*Goal of the exercise*: The records that follow are to be repeated without alteration.

*Data entries*:

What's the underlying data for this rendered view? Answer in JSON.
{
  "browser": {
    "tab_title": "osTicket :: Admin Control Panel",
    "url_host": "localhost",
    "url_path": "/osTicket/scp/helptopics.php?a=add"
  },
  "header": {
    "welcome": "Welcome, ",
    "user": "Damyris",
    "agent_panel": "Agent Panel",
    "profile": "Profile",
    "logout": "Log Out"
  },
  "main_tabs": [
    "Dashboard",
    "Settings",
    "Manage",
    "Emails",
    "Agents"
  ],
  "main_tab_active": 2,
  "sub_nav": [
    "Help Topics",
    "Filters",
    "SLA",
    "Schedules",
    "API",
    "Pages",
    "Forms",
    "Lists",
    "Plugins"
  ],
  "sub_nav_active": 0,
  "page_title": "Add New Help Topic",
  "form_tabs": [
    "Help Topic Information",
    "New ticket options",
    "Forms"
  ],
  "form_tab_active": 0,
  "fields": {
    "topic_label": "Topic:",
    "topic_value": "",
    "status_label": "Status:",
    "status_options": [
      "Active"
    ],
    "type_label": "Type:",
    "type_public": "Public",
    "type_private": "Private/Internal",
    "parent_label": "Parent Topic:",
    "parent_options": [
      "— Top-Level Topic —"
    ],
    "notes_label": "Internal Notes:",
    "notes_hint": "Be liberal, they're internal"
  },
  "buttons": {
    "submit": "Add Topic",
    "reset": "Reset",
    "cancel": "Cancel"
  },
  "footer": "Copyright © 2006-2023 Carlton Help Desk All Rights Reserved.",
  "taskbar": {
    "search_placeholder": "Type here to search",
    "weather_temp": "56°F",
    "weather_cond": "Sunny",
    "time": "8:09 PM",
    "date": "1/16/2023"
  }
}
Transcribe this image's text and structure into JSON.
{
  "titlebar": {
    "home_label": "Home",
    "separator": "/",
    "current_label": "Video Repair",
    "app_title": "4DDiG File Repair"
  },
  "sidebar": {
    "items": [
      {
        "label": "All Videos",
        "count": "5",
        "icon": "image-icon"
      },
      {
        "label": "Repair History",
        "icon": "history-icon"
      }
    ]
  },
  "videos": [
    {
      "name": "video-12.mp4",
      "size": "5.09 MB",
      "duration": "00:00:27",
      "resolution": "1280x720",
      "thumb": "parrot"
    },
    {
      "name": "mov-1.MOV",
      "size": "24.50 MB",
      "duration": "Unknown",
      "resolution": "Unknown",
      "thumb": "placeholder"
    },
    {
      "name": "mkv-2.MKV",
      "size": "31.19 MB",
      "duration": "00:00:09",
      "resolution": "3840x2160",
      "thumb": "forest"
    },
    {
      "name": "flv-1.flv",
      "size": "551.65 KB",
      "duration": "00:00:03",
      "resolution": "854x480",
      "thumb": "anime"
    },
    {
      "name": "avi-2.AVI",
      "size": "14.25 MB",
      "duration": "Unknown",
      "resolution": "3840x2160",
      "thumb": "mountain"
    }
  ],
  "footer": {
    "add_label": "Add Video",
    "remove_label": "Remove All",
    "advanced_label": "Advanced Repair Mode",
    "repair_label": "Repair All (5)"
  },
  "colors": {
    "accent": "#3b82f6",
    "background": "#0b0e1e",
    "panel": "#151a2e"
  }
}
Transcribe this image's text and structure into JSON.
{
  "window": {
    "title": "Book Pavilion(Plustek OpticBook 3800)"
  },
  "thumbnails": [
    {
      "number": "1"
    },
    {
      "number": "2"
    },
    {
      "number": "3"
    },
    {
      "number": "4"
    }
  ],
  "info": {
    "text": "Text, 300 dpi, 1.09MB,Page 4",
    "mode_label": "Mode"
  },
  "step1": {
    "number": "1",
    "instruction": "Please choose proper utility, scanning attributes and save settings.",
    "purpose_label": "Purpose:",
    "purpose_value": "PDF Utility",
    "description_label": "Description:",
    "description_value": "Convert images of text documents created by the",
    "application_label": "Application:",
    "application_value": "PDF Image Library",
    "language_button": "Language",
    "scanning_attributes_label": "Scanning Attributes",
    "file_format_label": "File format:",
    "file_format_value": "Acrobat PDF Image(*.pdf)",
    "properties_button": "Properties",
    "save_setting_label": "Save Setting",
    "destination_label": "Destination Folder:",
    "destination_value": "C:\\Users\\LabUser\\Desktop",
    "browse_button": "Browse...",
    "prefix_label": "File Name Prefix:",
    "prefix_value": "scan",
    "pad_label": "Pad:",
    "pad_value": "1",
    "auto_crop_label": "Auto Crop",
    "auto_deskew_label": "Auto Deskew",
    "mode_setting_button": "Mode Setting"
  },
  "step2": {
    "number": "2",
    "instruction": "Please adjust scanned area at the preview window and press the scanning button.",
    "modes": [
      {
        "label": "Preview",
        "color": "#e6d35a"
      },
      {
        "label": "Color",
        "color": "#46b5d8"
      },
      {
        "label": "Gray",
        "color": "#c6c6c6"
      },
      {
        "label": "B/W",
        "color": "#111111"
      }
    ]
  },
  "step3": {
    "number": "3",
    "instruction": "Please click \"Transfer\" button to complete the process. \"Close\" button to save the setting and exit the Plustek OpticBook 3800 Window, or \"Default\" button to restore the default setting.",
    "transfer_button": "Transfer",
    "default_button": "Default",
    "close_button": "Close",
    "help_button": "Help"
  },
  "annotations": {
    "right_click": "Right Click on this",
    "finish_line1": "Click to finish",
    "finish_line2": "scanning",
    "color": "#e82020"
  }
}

*Answer to the exercise*:
What's the underlying data for this rendered view? Answer in JSON.
{
  "browser": {
    "tab_title": "osTicket :: Admin Control Panel",
    "url_host": "localhost",
    "url_path": "/osTicket/scp/helptopics.php?a=add"
  },
  "header": {
    "welcome": "Welcome, ",
    "user": "Damyris",
    "agent_panel": "Agent Panel",
    "profile": "Profile",
    "logout": "Log Out"
  },
  "main_tabs": [
    "Dashboard",
    "Settings",
    "Manage",
    "Emails",
    "Agents"
  ],
  "main_tab_active": 2,
  "sub_nav": [
    "Help Topics",
    "Filters",
    "SLA",
    "Schedules",
    "API",
    "Pages",
    "Forms",
    "Lists",
    "Plugins"
  ],
  "sub_nav_active": 0,
  "page_title": "Add New Help Topic",
  "form_tabs": [
    "Help Topic Information",
    "New ticket options",
    "Forms"
  ],
  "form_tab_active": 0,
  "fields": {
    "topic_label": "Topic:",
    "topic_value": "",
    "status_label": "Status:",
    "status_options": [
      "Active"
    ],
    "type_label": "Type:",
    "type_public": "Public",
    "type_private": "Private/Internal",
    "parent_label": "Parent Topic:",
    "parent_options": [
      "— Top-Level Topic —"
    ],
    "notes_label": "Internal Notes:",
    "notes_hint": "Be liberal, they're internal"
  },
  "buttons": {
    "submit": "Add Topic",
    "reset": "Reset",
    "cancel": "Cancel"
  },
  "footer": "Copyright © 2006-2023 Carlton Help Desk All Rights Reserved.",
  "taskbar": {
    "search_placeholder": "Type here to search",
    "weather_temp": "56°F",
    "weather_cond": "Sunny",
    "time": "8:09 PM",
    "date": "1/16/2023"
  }
}
Transcribe this image's text and structure into JSON.
{
  "titlebar": {
    "home_label": "Home",
    "separator": "/",
    "current_label": "Video Repair",
    "app_title": "4DDiG File Repair"
  },
  "sidebar": {
    "items": [
      {
        "label": "All Videos",
        "count": "5",
        "icon": "image-icon"
      },
      {
        "label": "Repair History",
        "icon": "history-icon"
      }
    ]
  },
  "videos": [
    {
      "name": "video-12.mp4",
      "size": "5.09 MB",
      "duration": "00:00:27",
      "resolution": "1280x720",
      "thumb": "parrot"
    },
    {
      "name": "mov-1.MOV",
      "size": "24.50 MB",
      "duration": "Unknown",
      "resolution": "Unknown",
      "thumb": "placeholder"
    },
    {
      "name": "mkv-2.MKV",
      "size": "31.19 MB",
      "duration": "00:00:09",
      "resolution": "3840x2160",
      "thumb": "forest"
    },
    {
      "name": "flv-1.flv",
      "size": "551.65 KB",
      "duration": "00:00:03",
      "resolution": "854x480",
      "thumb": "anime"
    },
    {
      "name": "avi-2.AVI",
      "size": "14.25 MB",
      "duration": "Unknown",
      "resolution": "3840x2160",
      "thumb": "mountain"
    }
  ],
  "footer": {
    "add_label": "Add Video",
    "remove_label": "Remove All",
    "advanced_label": "Advanced Repair Mode",
    "repair_label": "Repair All (5)"
  },
  "colors": {
    "accent": "#3b82f6",
    "background": "#0b0e1e",
    "panel": "#151a2e"
  }
}
Transcribe this image's text and structure into JSON.
{
  "window": {
    "title": "Book Pavilion(Plustek OpticBook 3800)"
  },
  "thumbnails": [
    {
      "number": "1"
    },
    {
      "number": "2"
    },
    {
      "number": "3"
    },
    {
      "number": "4"
    }
  ],
  "info": {
    "text": "Text, 300 dpi, 1.09MB,Page 4",
    "mode_label": "Mode"
  },
  "step1": {
    "number": "1",
    "instruction": "Please choose proper utility, scanning attributes and save settings.",
    "purpose_label": "Purpose:",
    "purpose_value": "PDF Utility",
    "description_label": "Description:",
    "description_value": "Convert images of text documents created by the",
    "application_label": "Application:",
    "application_value": "PDF Image Library",
    "language_button": "Language",
    "scanning_attributes_label": "Scanning Attributes",
    "file_format_label": "File format:",
    "file_format_value": "Acrobat PDF Image(*.pdf)",
    "properties_button": "Properties",
    "save_setting_label": "Save Setting",
    "destination_label": "Destination Folder:",
    "destination_value": "C:\\Users\\LabUser\\Desktop",
    "browse_button": "Browse...",
    "prefix_label": "File Name Prefix:",
    "prefix_value": "scan",
    "pad_label": "Pad:",
    "pad_value": "1",
    "auto_crop_label": "Auto Crop",
    "auto_deskew_label": "Auto Deskew",
    "mode_setting_button": "Mode Setting"
  },
  "step2": {
    "number": "2",
    "instruction": "Please adjust scanned area at the preview window and press the scanning button.",
    "modes": [
      {
        "label": "Preview",
        "color": "#e6d35a"
      },
      {
        "label": "Color",
        "color": "#46b5d8"
      },
      {
        "label": "Gray",
        "color": "#c6c6c6"
      },
      {
        "label": "B/W",
        "color": "#111111"
      }
    ]
  },
  "step3": {
    "number": "3",
    "instruction": "Please click \"Transfer\" button to complete the process. \"Close\" button to save the setting and exit the Plustek OpticBook 3800 Window, or \"Default\" button to restore the default setting.",
    "transfer_button": "Transfer",
    "default_button": "Default",
    "close_button": "Close",
    "help_button": "Help"
  },
  "annotations": {
    "right_click": "Right Click on this",
    "finish_line1": "Click to finish",
    "finish_line2": "scanning",
    "color": "#e82020"
  }
}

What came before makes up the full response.